*Document extract*
»»
6. Familiarize yourself with the term “Reverse Cycling.” Reverse Cycling is when your baby nibbles on their bottle during the day and then tanks up while they are with you. For Emily, this meant nursing multiple times per night after I went back to work. It was important for me to keep her on breast milk as long as possible, so I accepted these prolonged sessions, which were also good for my supply.
7. Add in an extra pumping session (or two, or three. . .) When your baby starts solids, it is normal for your supply to drop a bit. Emily’s introduction to solids, shortly after six months, coincided with my getting thrush, and my return of menstruation. UGH!! This really gave my supply a blow. I had to add in a bunch of sessions to get the milk that I needed. Since I do a 50 minute hour with my clients, I would use my ten minutes after the session to pump (while writing my clinical note, I might add). I did this up to six times a day. You can also add a session in at home, if your little one isn’t glued to your chest at that time.
Another great time to pump is first thing in the morning. Most mornings, I will be honest, I was not motivated to get up and pump, but there were some mornings when I would pump on one side while Emily nursed on the other. Yeah, it takes some logistics, but if you can manage it, you will benefit from the let down that your baby triggers.
To this end, keep your pump gear assembled in ziplock freezer bags, in the pump bag, so you can whip it all out and have it on in a moment.
8. Get to know your galactagougues. There are natural and safe ways to increase your milk supply. Two things that worked really well for me were Fenugreek capsules, and steel cut oatmeal. I took three Fenugreek caps, three times per day and ate a bowl of steel cut oatmeal every morning for increased supply. Other women swear by brewer’s yeast or lactation cookies, but I never tried them. Also, make sure you are getting plenty of water and plenty of healthy, protein-rich calories throughout the day.
9. Coconut oil. There were some days that all that pumping gave me some pretty sore nips. I found coconut oil to be a panacea. (It also works well on diaper and drool rashes!)
««
*Data records*
»»
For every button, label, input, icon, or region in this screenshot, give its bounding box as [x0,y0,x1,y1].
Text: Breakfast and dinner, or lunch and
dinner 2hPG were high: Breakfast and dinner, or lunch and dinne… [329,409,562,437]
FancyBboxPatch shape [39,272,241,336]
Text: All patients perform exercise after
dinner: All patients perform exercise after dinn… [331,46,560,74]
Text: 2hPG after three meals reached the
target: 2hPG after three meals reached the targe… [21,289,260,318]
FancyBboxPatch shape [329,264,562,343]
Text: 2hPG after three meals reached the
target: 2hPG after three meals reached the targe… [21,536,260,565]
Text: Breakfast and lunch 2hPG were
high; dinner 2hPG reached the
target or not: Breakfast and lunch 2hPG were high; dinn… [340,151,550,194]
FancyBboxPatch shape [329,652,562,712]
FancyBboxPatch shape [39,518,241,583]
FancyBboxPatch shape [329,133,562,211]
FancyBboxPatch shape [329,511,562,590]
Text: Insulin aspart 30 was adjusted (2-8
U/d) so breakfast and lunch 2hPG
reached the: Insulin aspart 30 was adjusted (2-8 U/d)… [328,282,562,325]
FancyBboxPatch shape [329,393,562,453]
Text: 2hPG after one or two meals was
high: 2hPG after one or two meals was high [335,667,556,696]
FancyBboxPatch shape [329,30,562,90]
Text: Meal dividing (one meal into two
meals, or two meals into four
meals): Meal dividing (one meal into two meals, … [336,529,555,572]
««
*Exercise details*
Rewrite the breastfeeding tips, starting with "8. Get to know" and going on through "and drool rashes!)", and replace each "steel cut oatmeal" with "rolled oats".

*Finished exercise*
8. Get to know your galactagougues. There are natural and safe ways to increase your milk supply. Two things that worked really well for me were Fenugreek capsules, and rolled oats. I took three Fenugreek caps, three times per day and ate a bowl of rolled oats every morning for increased supply. Other women swear by brewer’s yeast or lactation cookies, but I never tried them. Also, make sure you are getting plenty of water and plenty of healthy, protein-rich calories throughout the day.
9. Coconut oil. There were some days that all that pumping gave me some pretty sore nips. I found coconut oil to be a panacea. (It also works well on diaper and drool rashes!)